Text section –

══════════

Insights

End-to-End ML with BQML

Written by Anže Kravanja | Jul 28, 2020 6:00:00 AM
Those familiar with machine learning (ML) on Google Cloud Platform (GCP) will be proud to tell you there are tons of ML options available that solve different types of problems and for various skill levels, from pre-trained APIs such as Natural Language Processing API to completely custom solutions on AI Platform. But for those of us who work with BigQuery on a daily basis, it’s hard to deny that BQML has brought a lot to the table and it is continuing to grow . There is now this general mantra of “you can do ML completely with SQL in BigQuery”. So the idea of this blog post is to explore what end-to-end ML means and how can it be done just with BQML and some SQL and BigQuery magic. First, what does end-to-end ML mean at its core? Generally, it means two distinct things: we need to have a prediction pipeline and we also need to have a training pipeline. The commonality between the two is that we need a way to trigger them at appropriate times. The need for the prediction pipeline is obvious. We have a trained model and in order to start using it, we need to start making some predictions. Ideally, we’d make those new predictions when new data becomes available. The training pipeline might be less obvious, and might in some cases depend on the use case, but in most situations, you’d want your model to be retrained periodically to keep it fresh and relevant. Second, we need to find a use case to implement. At Adswerve we deal with Google Analytics data on a daily basis, and Google Analytics BigQuery export is probably our most loved data source. So what we’ll try to do is predict the likelihood of a user returning to our website within seven days after their session has finished. In other words, users come to our website, browse around for some time and then leave, and the model’s job is to give me a score of how likely they are to return to the website within the next seven days. Seems cool enough, let’s do it!

══════════

Stated problem 1 –
Answer these questions using the BQML post:
(a) What two distinct things does end-to-end ML generally mean?
(b) Which data source is called probably Adswerve's most loved?
(c) Within how many days after a session does the model estimate whether a user will return to the website?

Material for this task –
══════════

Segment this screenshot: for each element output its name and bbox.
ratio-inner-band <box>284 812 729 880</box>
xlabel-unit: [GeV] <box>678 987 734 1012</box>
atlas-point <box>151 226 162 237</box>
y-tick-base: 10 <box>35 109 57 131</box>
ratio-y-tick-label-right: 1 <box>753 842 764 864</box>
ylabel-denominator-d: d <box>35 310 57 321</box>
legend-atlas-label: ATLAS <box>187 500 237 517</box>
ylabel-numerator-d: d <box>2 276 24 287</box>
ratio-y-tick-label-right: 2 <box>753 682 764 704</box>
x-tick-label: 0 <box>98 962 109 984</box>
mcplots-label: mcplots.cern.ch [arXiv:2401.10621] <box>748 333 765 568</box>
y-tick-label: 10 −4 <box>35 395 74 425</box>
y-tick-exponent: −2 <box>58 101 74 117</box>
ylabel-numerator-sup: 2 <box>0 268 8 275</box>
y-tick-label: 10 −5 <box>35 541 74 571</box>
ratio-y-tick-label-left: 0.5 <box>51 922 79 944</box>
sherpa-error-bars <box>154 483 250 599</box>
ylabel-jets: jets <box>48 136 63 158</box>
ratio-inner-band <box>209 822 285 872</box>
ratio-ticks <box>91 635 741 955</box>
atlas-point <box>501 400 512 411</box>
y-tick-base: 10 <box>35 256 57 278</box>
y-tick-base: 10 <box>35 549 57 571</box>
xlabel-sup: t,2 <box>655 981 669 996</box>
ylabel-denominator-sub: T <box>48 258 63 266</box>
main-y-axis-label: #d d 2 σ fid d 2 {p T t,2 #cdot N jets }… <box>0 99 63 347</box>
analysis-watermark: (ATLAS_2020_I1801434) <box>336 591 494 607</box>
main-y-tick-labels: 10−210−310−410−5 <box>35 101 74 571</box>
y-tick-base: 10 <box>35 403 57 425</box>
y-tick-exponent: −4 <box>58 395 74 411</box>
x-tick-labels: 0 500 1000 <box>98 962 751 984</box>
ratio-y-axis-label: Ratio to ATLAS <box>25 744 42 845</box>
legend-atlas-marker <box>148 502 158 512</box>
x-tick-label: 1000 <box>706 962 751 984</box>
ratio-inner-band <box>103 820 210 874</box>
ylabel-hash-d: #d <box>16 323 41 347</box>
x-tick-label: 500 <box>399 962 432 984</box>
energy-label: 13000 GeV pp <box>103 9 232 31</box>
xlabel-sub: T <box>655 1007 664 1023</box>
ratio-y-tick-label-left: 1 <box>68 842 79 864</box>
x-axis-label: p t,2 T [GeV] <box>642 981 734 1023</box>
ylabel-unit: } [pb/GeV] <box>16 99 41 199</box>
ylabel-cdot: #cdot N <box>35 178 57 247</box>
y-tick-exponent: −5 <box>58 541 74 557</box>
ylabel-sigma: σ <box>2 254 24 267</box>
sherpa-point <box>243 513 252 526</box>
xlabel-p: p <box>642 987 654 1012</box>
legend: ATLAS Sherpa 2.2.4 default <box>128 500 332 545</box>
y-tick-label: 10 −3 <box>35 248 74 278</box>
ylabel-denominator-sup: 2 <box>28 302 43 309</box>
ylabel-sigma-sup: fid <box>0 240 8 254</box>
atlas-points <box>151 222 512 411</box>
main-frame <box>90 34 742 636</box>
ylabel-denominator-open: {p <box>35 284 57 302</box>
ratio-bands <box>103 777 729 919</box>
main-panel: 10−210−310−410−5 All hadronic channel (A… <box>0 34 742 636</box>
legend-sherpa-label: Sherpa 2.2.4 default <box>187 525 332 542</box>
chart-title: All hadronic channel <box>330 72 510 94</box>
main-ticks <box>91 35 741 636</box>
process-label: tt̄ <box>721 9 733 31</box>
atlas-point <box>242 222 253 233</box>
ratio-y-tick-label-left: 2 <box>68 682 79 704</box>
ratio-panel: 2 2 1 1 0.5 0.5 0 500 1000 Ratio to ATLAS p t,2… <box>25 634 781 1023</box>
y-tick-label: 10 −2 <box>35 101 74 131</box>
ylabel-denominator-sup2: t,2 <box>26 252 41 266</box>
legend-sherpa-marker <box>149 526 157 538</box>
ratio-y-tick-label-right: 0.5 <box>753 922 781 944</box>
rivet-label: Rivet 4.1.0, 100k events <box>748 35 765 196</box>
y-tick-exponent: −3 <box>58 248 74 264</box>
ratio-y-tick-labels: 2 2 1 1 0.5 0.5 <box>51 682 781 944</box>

══════════

Stated problem 2 – Copy the entries character for character, from their first line through the line that contains "atlas-point <box>501 400 512 411</box>". Include both of those lines.

Complete response 1 –
(a) A prediction pipeline and a training pipeline.
(b) The Google Analytics BigQuery export.
(c) Seven days.

Complete response 2 –
Segment this screenshot: for each element output its name and bbox.
ratio-inner-band <box>284 812 729 880</box>
xlabel-unit: [GeV] <box>678 987 734 1012</box>
atlas-point <box>151 226 162 237</box>
y-tick-base: 10 <box>35 109 57 131</box>
ratio-y-tick-label-right: 1 <box>753 842 764 864</box>
ylabel-denominator-d: d <box>35 310 57 321</box>
legend-atlas-label: ATLAS <box>187 500 237 517</box>
ylabel-numerator-d: d <box>2 276 24 287</box>
ratio-y-tick-label-right: 2 <box>753 682 764 704</box>
x-tick-label: 0 <box>98 962 109 984</box>
mcplots-label: mcplots.cern.ch [arXiv:2401.10621] <box>748 333 765 568</box>
y-tick-label: 10 −4 <box>35 395 74 425</box>
y-tick-exponent: −2 <box>58 101 74 117</box>
ylabel-numerator-sup: 2 <box>0 268 8 275</box>
y-tick-label: 10 −5 <box>35 541 74 571</box>
ratio-y-tick-label-left: 0.5 <box>51 922 79 944</box>
sherpa-error-bars <box>154 483 250 599</box>
ylabel-jets: jets <box>48 136 63 158</box>
ratio-inner-band <box>209 822 285 872</box>
ratio-ticks <box>91 635 741 955</box>
atlas-point <box>501 400 512 411</box>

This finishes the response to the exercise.